EXCERPTED DATA:
•••

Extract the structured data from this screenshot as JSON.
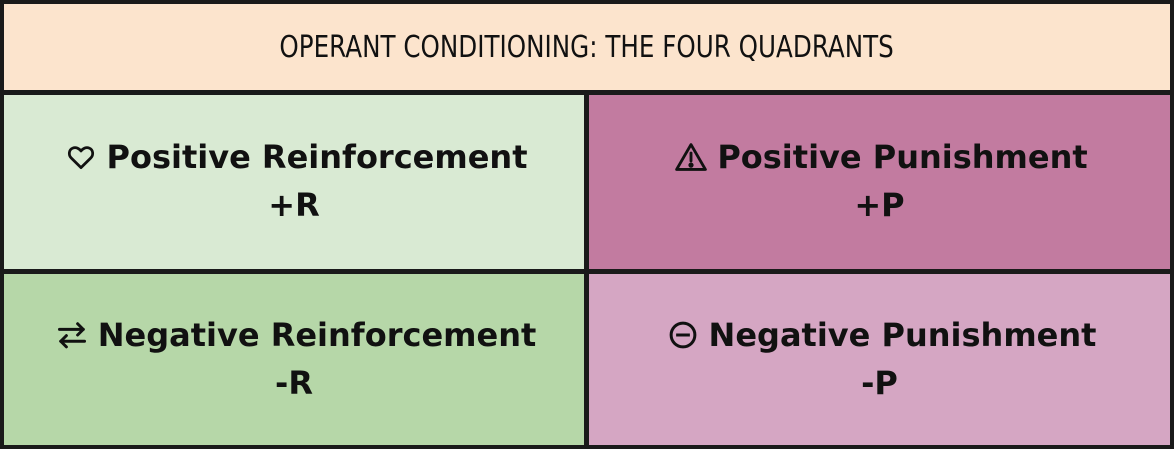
{
  "header": {
    "title": "OPERANT CONDITIONING: THE FOUR QUADRANTS",
    "background": "#fce4cd"
  },
  "quadrants": [
    {
      "title": "Positive Reinforcement",
      "abbr": "+R",
      "icon": "heart-icon",
      "color": "#d9ead3"
    },
    {
      "title": "Positive Punishment",
      "abbr": "+P",
      "icon": "warning-icon",
      "color": "#c27ba0"
    },
    {
      "title": "Negative Reinforcement",
      "abbr": "-R",
      "icon": "swap-arrows-icon",
      "color": "#b6d7a8"
    },
    {
      "title": "Negative Punishment",
      "abbr": "-P",
      "icon": "minus-circle-icon",
      "color": "#d5a6c3"
    }
  ]
}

•••

OBJECTIVE: Pull out the lines above in which the word "title" appears.

FINISHED ANSWER:
    "title": "OPERANT CONDITIONING: THE FOUR QUADRANTS",
      "title": "Positive Reinforcement",
      "title": "Positive Punishment",
      "title": "Negative Reinforcement",
      "title": "Negative Punishment",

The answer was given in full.